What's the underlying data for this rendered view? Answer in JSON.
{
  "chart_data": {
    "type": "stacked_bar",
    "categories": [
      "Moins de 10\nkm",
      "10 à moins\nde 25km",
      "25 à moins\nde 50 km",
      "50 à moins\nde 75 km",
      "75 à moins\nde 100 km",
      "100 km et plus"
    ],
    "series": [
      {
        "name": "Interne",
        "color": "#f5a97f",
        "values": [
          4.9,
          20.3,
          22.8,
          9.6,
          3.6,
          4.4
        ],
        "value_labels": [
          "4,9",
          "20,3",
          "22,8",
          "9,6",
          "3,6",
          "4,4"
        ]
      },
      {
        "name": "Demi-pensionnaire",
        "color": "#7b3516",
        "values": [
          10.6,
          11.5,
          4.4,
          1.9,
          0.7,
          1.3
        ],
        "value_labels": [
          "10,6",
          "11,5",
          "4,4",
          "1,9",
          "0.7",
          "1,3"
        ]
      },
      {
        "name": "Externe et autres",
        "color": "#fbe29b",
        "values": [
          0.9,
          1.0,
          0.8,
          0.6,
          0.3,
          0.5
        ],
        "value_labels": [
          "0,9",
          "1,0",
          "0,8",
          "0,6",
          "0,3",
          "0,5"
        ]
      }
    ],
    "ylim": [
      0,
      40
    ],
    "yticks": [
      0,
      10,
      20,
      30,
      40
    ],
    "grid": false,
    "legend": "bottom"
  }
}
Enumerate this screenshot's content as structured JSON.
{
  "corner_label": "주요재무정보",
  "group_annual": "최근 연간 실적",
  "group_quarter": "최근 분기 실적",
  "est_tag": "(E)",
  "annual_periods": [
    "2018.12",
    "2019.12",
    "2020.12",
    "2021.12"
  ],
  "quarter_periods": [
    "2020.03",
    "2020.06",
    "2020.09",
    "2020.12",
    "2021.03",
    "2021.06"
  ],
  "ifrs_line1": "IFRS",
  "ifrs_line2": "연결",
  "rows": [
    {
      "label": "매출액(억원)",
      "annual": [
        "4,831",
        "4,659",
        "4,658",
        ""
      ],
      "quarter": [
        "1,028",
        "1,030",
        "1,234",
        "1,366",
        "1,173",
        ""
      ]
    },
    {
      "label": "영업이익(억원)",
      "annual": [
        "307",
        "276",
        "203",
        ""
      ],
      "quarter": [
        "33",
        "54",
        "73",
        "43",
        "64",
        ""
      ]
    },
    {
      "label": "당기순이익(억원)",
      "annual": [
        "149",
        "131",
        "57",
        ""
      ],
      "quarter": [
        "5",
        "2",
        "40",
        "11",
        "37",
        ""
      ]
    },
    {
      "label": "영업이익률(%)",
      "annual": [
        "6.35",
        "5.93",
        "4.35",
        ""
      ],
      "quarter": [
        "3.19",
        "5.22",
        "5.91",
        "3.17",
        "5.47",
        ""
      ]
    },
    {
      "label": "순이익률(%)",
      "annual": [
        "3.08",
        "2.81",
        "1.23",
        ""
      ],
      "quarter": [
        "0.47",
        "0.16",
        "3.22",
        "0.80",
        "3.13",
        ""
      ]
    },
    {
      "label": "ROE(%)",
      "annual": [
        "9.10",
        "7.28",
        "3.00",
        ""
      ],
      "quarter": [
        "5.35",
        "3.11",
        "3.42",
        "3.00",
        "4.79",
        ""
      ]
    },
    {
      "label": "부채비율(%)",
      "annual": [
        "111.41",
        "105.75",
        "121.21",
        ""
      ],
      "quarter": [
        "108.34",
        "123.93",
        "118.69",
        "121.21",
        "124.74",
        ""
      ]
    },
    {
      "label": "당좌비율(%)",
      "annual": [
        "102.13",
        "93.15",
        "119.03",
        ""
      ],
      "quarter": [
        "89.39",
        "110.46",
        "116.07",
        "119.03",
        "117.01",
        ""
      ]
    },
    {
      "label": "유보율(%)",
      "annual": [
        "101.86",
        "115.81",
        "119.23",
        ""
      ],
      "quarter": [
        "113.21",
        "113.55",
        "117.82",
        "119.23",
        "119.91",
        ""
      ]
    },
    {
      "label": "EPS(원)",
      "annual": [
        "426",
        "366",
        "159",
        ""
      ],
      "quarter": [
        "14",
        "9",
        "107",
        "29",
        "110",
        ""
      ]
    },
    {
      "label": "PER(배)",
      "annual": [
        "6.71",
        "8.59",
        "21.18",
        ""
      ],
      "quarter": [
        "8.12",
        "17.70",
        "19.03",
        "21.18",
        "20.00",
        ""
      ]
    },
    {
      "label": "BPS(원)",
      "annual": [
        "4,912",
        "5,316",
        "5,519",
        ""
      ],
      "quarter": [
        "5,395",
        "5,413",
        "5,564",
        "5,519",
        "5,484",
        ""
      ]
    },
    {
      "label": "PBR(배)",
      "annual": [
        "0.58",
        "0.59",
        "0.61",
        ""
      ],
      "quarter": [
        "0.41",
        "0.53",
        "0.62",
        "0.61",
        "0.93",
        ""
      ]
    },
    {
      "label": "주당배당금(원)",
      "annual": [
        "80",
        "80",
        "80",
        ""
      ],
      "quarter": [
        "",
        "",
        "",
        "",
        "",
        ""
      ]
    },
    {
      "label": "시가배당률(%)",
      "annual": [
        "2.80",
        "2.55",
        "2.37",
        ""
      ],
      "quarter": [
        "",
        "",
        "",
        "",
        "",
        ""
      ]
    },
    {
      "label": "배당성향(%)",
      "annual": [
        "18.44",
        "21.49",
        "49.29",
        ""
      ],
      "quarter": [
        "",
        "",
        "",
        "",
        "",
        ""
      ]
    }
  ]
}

···

Extract every line above that contains the word "color".

        "color": "#f5a97f",
        "color": "#7b3516",
        "color": "#fbe29b",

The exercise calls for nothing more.